Data items
■ ■ ■ ■
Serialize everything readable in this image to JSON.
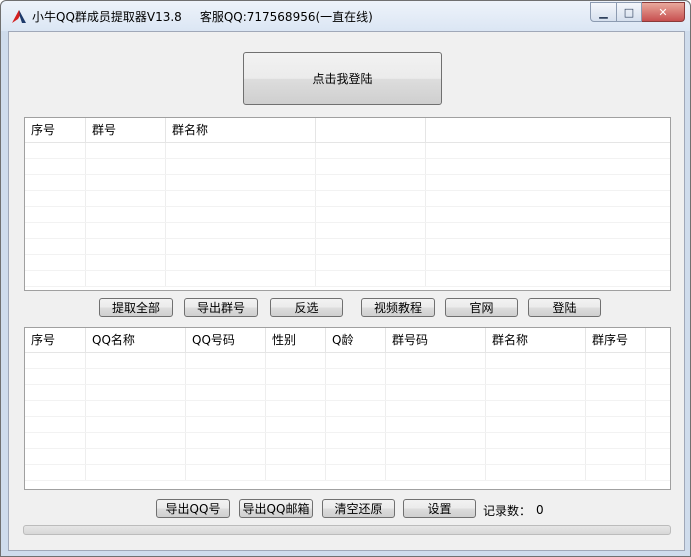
{
  "window": {
    "title": "小牛QQ群成员提取器V13.8",
    "service": "客服QQ:717568956(一直在线)",
    "minimize_glyph": "▁",
    "maximize_glyph": "□",
    "close_glyph": "✕"
  },
  "login_button": "点击我登陆",
  "groups_table": {
    "headers": [
      "序号",
      "群号",
      "群名称",
      "",
      ""
    ]
  },
  "group_actions": {
    "extract_all": "提取全部",
    "export_groups": "导出群号",
    "invert": "反选",
    "video_tutorial": "视频教程",
    "official_site": "官网",
    "login": "登陆"
  },
  "members_table": {
    "headers": [
      "序号",
      "QQ名称",
      "QQ号码",
      "性别",
      "Q龄",
      "群号码",
      "群名称",
      "群序号",
      ""
    ]
  },
  "member_actions": {
    "export_qq": "导出QQ号",
    "export_email": "导出QQ邮箱",
    "clear_reset": "清空还原",
    "settings": "设置"
  },
  "record_count": {
    "label": "记录数：",
    "value": "0"
  },
  "progress": 0,
  "colors": {
    "icon_red": "#d42020",
    "close_red": "#c75050"
  },
  "icons": [
    "app-logo-icon",
    "minimize-icon",
    "maximize-icon",
    "close-icon"
  ]
}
■ ■ ■ ■
Challenge => Transcribe the preceding listing in its entirety and with exact wording, leaving out pictures.

Exercise answer =>
Serialize everything readable in this image to JSON.
{
  "window": {
    "title": "小牛QQ群成员提取器V13.8",
    "service": "客服QQ:717568956(一直在线)",
    "minimize_glyph": "▁",
    "maximize_glyph": "□",
    "close_glyph": "✕"
  },
  "login_button": "点击我登陆",
  "groups_table": {
    "headers": [
      "序号",
      "群号",
      "群名称",
      "",
      ""
    ]
  },
  "group_actions": {
    "extract_all": "提取全部",
    "export_groups": "导出群号",
    "invert": "反选",
    "video_tutorial": "视频教程",
    "official_site": "官网",
    "login": "登陆"
  },
  "members_table": {
    "headers": [
      "序号",
      "QQ名称",
      "QQ号码",
      "性别",
      "Q龄",
      "群号码",
      "群名称",
      "群序号",
      ""
    ]
  },
  "member_actions": {
    "export_qq": "导出QQ号",
    "export_email": "导出QQ邮箱",
    "clear_reset": "清空还原",
    "settings": "设置"
  },
  "record_count": {
    "label": "记录数：",
    "value": "0"
  },
  "progress": 0,
  "colors": {
    "icon_red": "#d42020",
    "close_red": "#c75050"
  },
  "icons": [
    "app-logo-icon",
    "minimize-icon",
    "maximize-icon",
    "close-icon"
  ]
}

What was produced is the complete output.